Text segment:
Bertrand Gallet

Personal information
- Born: 24 May 1974 (age 52) Lille, France
- Height: 1.78 m (5 ft 10 in)
- Weight: 68 kg (150 lb)

Sport
- Country: France
- Sport: Badminton
- Event: Men's singles & doubles

Men's singles & doubles
- BWF profile

= Bertrand Gallet =

French badminton player (born 1974)

Bertrand Gallet (born 24 May 1974) is a former French badminton player. Born in Lille, Gallet started the sport from an early age. He practiced football at the age of six, then began playing tennis and handball in Béthune. He chose to play badminton when he was 14. He went to INSEP in 17 and graduated in 2000.

Played for the Racing Club de France in the national event, Gallet won his first national title in 1996, and throughout his career, he had collected seven National Championships title, 4 in the men's singles and 3 in the men's doubles event partnered with Jean-Michel Lefort. He represented his country at the 2000 Summer Olympics in the men's singles event, reaching into the second round. His best ranked was world No. 41 in the singles event. In 2001, he join the Créteil club, where he had previously been a junior coach there. Gallet was part of the Créteil coach for fifteen years, then he became the French national team coach. He married Anne-Marie Christensen, a former Danish badminton player, in 2003. He retired from the international tournament in March 2005.

Data:
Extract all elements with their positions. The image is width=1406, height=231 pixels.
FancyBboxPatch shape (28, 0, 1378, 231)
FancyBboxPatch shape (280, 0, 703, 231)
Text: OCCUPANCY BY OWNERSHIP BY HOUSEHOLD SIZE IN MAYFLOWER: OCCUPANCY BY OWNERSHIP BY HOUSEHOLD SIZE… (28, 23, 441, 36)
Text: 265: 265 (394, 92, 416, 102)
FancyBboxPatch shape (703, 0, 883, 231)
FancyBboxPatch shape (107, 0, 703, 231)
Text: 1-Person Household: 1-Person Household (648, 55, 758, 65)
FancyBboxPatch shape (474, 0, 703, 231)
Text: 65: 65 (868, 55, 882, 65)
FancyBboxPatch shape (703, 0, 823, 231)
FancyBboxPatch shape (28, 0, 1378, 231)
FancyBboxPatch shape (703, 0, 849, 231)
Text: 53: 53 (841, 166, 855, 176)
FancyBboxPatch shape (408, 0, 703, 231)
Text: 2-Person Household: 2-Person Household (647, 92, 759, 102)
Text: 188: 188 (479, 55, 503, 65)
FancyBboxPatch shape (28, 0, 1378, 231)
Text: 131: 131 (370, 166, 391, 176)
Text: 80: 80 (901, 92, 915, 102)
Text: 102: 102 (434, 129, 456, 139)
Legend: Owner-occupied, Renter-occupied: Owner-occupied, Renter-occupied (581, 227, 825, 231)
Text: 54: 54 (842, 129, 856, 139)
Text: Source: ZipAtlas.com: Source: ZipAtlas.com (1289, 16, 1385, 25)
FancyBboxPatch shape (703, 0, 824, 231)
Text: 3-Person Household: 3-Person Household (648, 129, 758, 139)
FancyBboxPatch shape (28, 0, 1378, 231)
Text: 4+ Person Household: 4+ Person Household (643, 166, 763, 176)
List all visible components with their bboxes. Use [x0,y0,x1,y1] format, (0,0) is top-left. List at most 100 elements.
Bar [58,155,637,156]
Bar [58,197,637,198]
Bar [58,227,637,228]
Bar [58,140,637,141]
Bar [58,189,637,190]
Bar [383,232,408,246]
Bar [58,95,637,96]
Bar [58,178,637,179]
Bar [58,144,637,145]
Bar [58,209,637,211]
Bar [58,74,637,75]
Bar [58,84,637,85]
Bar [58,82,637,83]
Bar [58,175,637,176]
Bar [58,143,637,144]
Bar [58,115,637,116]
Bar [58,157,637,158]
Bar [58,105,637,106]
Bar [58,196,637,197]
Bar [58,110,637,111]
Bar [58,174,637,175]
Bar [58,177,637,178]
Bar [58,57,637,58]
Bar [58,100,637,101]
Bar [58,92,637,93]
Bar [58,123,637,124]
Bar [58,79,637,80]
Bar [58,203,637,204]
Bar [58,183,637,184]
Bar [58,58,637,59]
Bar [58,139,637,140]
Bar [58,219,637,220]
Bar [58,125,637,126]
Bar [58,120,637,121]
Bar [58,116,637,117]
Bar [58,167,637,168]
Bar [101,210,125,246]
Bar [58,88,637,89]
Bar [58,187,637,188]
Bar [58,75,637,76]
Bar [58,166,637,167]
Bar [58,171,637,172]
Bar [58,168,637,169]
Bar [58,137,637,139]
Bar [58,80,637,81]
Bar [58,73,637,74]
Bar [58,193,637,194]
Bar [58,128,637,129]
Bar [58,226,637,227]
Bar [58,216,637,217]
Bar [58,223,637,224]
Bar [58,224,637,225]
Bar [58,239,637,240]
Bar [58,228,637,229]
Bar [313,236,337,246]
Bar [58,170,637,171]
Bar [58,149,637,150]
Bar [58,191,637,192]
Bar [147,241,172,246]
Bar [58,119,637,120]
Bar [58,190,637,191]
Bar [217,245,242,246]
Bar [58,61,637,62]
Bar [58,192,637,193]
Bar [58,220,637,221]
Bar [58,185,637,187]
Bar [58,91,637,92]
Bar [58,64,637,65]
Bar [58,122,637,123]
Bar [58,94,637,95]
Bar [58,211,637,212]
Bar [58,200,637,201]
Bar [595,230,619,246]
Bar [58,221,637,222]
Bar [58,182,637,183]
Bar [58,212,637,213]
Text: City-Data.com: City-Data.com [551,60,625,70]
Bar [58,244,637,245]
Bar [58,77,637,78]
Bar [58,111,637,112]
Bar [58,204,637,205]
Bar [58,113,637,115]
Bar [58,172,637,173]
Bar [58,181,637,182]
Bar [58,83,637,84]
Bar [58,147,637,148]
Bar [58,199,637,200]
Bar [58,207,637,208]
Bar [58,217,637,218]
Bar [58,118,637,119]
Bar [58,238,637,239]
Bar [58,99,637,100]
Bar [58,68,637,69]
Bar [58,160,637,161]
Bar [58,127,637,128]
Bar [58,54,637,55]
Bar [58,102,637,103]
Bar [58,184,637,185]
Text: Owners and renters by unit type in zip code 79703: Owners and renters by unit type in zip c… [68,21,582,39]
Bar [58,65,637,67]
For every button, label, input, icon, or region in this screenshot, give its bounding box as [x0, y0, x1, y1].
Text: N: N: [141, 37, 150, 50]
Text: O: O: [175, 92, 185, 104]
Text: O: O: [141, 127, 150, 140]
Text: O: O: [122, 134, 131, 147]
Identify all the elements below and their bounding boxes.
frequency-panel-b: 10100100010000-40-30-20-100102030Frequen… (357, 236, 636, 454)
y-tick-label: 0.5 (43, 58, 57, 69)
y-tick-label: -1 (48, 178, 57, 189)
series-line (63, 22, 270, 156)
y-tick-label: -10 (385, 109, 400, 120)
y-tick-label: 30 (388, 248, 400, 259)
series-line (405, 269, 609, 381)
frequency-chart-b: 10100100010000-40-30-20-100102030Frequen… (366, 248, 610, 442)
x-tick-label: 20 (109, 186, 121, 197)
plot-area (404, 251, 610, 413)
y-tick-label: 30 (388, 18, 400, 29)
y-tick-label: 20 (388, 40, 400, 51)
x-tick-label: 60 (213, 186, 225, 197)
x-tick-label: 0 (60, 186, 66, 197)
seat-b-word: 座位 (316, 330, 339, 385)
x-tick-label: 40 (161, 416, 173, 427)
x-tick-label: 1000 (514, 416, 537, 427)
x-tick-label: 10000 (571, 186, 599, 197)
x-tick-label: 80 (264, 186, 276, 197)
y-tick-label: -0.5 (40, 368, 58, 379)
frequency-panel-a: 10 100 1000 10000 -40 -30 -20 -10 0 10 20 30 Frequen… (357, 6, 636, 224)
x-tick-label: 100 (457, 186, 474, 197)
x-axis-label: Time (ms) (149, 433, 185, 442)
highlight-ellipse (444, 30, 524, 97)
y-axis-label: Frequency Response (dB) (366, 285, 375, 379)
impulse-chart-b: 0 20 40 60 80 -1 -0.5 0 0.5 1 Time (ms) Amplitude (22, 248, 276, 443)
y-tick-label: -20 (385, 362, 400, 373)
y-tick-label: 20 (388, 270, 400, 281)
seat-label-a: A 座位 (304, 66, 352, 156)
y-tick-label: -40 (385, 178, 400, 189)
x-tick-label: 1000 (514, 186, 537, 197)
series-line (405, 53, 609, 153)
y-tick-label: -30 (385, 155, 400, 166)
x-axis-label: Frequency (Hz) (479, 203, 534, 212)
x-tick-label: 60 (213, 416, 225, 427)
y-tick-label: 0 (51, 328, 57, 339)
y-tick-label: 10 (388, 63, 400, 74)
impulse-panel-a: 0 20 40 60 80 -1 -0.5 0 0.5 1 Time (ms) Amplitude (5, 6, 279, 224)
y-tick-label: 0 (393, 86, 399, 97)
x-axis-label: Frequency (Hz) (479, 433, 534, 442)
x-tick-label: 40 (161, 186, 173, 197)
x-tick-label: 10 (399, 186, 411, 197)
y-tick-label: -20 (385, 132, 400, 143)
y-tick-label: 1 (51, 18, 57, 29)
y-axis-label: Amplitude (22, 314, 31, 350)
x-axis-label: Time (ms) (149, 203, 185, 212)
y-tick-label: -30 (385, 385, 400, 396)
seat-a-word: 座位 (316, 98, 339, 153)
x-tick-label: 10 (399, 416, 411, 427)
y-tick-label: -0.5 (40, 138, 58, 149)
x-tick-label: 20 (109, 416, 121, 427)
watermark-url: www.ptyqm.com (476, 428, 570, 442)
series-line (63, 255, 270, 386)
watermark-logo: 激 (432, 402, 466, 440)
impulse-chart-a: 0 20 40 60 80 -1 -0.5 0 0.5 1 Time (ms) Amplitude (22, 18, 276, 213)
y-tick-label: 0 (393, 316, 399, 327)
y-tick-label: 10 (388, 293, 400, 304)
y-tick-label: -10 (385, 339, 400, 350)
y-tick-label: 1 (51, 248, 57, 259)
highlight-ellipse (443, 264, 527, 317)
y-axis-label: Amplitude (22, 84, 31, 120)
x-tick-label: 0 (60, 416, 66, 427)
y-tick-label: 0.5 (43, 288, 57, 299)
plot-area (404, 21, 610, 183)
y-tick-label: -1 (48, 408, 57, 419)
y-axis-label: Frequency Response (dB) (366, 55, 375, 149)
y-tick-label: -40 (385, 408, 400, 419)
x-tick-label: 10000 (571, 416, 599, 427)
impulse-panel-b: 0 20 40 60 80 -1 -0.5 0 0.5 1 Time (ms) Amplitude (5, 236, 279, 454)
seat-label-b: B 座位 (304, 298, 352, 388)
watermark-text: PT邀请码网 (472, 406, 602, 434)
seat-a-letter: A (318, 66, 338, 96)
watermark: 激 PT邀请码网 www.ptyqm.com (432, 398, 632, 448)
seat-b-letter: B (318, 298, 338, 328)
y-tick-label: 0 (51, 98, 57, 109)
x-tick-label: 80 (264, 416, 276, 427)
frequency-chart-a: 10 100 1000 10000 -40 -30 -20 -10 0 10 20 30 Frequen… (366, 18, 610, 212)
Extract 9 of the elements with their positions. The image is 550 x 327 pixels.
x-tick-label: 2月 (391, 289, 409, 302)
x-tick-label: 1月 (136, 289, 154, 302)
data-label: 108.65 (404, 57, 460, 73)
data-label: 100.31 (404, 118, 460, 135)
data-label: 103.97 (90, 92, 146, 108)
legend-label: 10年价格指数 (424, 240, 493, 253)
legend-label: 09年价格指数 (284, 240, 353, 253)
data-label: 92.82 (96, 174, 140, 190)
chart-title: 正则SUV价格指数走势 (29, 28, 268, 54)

Stated problem A: Reproduce the stretch of the Bertrand Gallet biography from "French badminton player (born" through "graduated in 2000.", word for word.
Stated problem B: Write out the stretch of the records from their first line through the line containing "Text: 53: 53 (841, 166, 855, 176)", keeping every line unchanged.

Task output A:
French badminton player (born 1974)

Bertrand Gallet (born 24 May 1974) is a former French badminton player. Born in Lille, Gallet started the sport from an early age. He practiced football at the age of six, then began playing tennis and handball in Béthune. He chose to play badminton when he was 14. He went to INSEP in 17 and graduated in 2000.

Task output B:
Extract all elements with their positions. The image is width=1406, height=231 pixels.
FancyBboxPatch shape (28, 0, 1378, 231)
FancyBboxPatch shape (280, 0, 703, 231)
Text: OCCUPANCY BY OWNERSHIP BY HOUSEHOLD SIZE IN MAYFLOWER: OCCUPANCY BY OWNERSHIP BY HOUSEHOLD SIZE… (28, 23, 441, 36)
Text: 265: 265 (394, 92, 416, 102)
FancyBboxPatch shape (703, 0, 883, 231)
FancyBboxPatch shape (107, 0, 703, 231)
Text: 1-Person Household: 1-Person Household (648, 55, 758, 65)
FancyBboxPatch shape (474, 0, 703, 231)
Text: 65: 65 (868, 55, 882, 65)
FancyBboxPatch shape (703, 0, 823, 231)
FancyBboxPatch shape (28, 0, 1378, 231)
FancyBboxPatch shape (703, 0, 849, 231)
Text: 53: 53 (841, 166, 855, 176)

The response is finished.